Records from a collection
======

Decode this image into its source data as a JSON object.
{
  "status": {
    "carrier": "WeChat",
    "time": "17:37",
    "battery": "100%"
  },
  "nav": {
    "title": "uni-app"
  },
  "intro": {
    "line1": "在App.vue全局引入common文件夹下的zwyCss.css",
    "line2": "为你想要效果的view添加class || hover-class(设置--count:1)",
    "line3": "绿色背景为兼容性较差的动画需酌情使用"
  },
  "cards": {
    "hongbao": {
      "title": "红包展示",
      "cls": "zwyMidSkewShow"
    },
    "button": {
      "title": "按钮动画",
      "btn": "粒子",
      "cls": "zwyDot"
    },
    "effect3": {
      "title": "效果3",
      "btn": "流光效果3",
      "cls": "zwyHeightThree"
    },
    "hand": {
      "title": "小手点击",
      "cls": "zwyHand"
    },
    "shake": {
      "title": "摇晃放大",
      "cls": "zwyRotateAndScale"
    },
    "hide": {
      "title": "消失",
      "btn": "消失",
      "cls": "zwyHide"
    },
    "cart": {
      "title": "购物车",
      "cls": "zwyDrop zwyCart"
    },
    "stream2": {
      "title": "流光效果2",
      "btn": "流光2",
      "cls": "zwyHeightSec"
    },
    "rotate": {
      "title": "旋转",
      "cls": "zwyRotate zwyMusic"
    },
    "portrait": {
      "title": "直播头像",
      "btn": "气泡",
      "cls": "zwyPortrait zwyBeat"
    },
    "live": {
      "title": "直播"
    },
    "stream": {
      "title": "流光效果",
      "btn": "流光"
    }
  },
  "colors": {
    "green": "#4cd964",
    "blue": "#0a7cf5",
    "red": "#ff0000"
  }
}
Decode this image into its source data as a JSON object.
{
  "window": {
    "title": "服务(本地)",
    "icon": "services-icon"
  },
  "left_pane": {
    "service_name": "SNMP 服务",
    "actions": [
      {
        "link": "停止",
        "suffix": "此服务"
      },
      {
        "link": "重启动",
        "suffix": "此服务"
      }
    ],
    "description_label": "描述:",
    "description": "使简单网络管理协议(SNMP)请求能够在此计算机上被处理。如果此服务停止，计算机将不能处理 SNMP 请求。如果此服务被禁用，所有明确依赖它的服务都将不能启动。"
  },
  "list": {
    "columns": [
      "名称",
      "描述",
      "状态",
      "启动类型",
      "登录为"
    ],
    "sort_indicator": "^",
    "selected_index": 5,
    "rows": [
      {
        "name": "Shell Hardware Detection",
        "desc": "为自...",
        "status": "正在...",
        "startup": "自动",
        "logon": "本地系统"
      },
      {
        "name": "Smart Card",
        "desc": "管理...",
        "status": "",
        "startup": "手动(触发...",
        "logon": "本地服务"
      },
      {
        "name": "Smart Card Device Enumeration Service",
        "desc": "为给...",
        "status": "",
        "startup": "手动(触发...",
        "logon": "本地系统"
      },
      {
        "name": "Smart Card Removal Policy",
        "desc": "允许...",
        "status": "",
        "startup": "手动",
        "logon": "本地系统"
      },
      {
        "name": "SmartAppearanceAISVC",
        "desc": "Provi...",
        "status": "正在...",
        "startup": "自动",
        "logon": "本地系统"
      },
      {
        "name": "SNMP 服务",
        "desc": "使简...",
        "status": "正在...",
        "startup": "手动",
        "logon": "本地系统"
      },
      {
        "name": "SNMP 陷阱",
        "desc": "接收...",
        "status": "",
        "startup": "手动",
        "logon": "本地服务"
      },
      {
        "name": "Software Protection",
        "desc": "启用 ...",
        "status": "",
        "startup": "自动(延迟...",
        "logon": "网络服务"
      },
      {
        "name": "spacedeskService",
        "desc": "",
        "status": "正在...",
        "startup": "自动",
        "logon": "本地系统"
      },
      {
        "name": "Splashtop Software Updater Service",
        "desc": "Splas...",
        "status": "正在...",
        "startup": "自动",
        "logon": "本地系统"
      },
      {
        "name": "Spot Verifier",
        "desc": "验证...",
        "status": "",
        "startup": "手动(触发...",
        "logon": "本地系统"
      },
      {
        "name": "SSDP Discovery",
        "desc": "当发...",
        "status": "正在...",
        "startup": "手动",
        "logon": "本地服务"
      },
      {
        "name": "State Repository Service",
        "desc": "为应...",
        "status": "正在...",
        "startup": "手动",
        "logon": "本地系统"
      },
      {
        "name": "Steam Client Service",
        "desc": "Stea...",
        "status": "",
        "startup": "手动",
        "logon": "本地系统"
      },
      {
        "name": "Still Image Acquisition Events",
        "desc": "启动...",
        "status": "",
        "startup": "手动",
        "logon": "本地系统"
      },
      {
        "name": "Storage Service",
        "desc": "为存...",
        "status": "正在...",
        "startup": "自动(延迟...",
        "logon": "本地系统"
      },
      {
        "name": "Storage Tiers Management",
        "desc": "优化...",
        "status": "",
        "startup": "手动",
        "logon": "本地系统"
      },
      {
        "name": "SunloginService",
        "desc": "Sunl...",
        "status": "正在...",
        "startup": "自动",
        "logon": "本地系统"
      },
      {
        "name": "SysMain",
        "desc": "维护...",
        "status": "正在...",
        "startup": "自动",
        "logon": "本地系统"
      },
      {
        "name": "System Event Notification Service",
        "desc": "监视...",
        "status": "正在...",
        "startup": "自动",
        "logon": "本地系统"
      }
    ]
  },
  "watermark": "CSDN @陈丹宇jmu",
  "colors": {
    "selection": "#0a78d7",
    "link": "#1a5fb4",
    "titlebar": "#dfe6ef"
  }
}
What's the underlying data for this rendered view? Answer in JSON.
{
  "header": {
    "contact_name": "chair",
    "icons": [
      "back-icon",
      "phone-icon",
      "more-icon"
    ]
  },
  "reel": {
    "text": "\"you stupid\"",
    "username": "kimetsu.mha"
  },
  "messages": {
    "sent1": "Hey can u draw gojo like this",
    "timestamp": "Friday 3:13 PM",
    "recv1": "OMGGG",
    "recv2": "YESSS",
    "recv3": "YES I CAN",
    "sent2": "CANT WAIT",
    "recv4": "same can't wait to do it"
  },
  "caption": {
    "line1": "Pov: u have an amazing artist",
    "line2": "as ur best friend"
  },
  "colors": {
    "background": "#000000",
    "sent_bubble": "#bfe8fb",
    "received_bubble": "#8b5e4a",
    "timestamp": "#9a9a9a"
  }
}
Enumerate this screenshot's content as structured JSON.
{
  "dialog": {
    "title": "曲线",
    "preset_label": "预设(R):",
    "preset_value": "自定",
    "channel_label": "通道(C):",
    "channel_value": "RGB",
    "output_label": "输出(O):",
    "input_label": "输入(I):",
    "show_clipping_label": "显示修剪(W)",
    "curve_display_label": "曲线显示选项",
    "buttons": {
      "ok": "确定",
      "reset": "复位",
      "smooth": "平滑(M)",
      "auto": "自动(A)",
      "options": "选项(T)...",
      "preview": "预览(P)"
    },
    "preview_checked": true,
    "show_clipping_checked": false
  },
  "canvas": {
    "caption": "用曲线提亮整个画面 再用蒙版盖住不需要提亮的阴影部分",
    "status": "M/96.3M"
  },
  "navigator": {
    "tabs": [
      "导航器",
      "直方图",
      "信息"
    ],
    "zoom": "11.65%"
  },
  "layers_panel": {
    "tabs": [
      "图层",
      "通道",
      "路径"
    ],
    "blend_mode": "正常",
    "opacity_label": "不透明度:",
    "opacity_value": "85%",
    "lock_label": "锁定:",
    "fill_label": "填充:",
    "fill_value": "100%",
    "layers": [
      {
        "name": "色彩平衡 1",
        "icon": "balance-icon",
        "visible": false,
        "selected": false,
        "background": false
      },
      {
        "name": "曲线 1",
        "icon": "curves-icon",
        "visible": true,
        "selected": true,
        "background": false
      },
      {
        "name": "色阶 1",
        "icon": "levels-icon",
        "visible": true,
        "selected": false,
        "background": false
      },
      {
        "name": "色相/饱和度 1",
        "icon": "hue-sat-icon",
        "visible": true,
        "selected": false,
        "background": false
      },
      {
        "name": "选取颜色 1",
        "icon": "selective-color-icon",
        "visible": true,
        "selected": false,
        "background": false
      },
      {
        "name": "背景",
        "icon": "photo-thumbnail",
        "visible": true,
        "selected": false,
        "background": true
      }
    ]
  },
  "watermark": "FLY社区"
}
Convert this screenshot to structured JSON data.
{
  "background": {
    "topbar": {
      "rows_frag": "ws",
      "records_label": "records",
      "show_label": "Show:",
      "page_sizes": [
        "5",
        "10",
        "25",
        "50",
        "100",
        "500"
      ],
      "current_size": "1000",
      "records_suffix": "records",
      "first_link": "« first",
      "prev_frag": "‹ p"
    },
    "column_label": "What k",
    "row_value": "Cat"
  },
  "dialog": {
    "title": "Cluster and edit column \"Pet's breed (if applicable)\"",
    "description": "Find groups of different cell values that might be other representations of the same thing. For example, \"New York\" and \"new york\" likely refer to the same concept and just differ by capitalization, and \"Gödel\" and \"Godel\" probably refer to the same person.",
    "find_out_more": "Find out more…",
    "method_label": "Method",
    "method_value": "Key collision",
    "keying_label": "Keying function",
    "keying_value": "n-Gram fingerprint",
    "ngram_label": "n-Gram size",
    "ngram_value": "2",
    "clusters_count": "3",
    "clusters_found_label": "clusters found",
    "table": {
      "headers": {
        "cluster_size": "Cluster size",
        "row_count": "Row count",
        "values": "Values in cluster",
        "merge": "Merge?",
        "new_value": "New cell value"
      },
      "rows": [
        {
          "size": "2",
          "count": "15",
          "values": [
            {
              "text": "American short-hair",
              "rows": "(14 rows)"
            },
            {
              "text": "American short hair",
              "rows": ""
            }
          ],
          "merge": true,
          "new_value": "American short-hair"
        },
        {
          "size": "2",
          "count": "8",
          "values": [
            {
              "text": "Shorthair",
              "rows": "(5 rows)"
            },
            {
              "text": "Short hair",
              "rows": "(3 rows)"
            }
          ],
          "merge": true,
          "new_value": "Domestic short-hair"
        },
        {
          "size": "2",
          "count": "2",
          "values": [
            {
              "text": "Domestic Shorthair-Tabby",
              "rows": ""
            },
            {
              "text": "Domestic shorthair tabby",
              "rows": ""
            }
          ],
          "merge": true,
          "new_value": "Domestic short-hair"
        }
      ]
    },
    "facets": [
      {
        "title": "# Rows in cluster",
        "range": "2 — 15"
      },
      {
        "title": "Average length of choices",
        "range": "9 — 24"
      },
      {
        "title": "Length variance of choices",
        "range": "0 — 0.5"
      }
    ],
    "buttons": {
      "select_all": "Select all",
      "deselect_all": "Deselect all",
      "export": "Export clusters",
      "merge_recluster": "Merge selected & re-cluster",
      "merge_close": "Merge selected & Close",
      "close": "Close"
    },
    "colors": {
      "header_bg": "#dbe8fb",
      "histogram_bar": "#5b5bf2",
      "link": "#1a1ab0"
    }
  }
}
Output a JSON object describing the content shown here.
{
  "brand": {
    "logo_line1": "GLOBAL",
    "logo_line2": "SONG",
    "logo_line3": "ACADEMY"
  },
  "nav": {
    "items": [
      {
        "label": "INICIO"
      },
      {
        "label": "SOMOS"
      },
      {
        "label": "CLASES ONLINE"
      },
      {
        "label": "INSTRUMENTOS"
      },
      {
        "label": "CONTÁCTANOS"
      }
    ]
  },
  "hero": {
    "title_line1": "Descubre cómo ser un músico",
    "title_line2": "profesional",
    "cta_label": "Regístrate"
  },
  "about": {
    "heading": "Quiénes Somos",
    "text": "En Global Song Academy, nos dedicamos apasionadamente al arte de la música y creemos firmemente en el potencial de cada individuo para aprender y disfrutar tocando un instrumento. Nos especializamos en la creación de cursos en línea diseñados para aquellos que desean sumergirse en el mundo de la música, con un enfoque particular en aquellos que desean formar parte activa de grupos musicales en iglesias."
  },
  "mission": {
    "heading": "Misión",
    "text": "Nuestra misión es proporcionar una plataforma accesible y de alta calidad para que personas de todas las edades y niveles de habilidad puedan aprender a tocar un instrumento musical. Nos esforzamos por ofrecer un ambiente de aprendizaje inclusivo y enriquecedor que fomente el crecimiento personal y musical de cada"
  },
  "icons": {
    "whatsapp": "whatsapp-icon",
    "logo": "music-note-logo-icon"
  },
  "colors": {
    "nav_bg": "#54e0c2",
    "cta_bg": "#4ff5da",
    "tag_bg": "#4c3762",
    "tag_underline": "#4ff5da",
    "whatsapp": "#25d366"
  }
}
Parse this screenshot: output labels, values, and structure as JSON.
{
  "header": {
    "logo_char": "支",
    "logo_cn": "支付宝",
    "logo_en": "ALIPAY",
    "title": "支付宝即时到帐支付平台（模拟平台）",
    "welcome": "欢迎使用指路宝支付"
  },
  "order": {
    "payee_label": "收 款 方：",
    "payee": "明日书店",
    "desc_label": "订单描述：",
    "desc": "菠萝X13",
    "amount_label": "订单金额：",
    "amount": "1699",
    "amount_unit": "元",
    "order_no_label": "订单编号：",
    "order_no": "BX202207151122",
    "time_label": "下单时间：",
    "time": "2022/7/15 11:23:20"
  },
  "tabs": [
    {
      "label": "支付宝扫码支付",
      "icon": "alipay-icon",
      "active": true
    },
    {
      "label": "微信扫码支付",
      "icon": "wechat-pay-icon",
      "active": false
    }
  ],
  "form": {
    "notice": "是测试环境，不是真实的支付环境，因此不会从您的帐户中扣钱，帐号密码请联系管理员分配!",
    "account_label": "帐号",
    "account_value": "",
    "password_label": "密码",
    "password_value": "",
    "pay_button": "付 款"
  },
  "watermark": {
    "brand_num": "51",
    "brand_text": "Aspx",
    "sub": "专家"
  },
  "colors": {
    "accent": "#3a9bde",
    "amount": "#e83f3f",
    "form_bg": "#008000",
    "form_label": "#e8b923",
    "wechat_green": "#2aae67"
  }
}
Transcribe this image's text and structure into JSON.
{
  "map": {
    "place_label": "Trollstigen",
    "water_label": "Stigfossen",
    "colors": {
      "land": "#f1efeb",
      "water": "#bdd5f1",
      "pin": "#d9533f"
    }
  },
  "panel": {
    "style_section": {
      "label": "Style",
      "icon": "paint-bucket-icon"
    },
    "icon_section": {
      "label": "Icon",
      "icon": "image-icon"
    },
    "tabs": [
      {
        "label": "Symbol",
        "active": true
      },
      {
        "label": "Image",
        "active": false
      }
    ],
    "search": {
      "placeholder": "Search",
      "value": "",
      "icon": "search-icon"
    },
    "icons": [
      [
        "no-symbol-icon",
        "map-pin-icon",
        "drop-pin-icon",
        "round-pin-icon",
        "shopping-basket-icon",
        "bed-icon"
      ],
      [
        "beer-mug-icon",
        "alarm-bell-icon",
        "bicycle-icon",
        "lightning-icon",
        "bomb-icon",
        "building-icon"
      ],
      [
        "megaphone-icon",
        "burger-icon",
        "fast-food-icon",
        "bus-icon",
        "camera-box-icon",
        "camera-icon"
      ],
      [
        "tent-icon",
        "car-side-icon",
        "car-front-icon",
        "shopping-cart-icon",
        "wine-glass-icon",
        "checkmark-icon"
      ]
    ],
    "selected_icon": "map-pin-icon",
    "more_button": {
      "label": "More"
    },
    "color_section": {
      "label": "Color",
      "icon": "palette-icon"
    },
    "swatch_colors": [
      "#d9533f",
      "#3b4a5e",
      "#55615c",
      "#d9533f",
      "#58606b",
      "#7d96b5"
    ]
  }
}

======

- EXERCISE PROMPT -
How many lines in the entries contain the string "watermark"? Answer with the number only.

- RESULT -
3